Return the entries below verbatim. Pictures stay out.

BEGIN Records for the task

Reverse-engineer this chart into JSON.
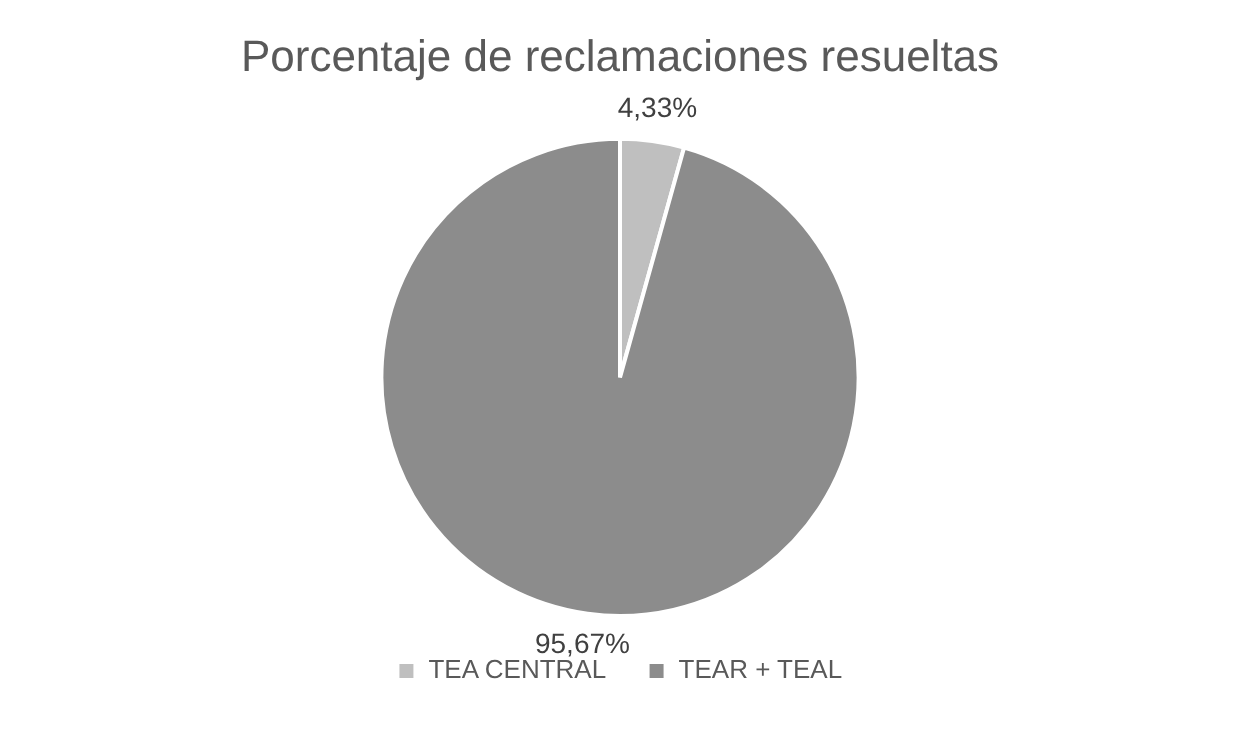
{
  "chart_data": {
    "type": "pie",
    "title": "Porcentaje de reclamaciones resueltas",
    "categories": [
      "TEA CENTRAL",
      "TEAR + TEAL"
    ],
    "values": [
      4.33,
      95.67
    ],
    "colors": [
      "#bfbfbf",
      "#8c8c8c"
    ],
    "value_labels": [
      "4,33%",
      "95,67%"
    ],
    "legend": "bottom"
  }
}
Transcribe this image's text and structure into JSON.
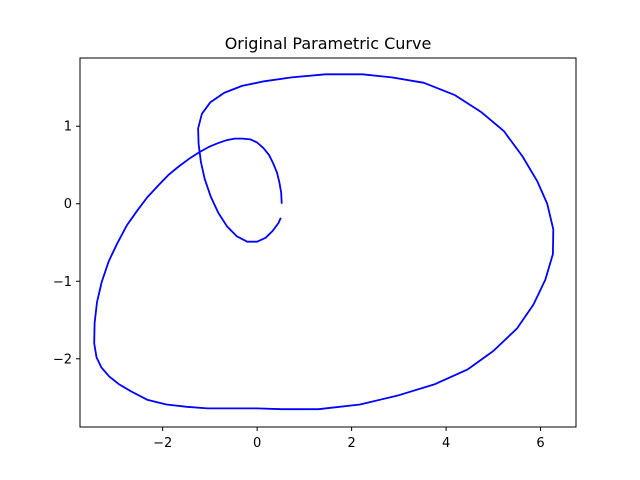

END Records for the task

Reply to the task:
Reverse-engineer this chart into JSON.
{
  "chart_data": {
    "type": "pie",
    "title": "Porcentaje de reclamaciones resueltas",
    "categories": [
      "TEA CENTRAL",
      "TEAR + TEAL"
    ],
    "values": [
      4.33,
      95.67
    ],
    "colors": [
      "#bfbfbf",
      "#8c8c8c"
    ],
    "value_labels": [
      "4,33%",
      "95,67%"
    ],
    "legend": "bottom"
  }
}
Transcribe this image's text and structure into JSON.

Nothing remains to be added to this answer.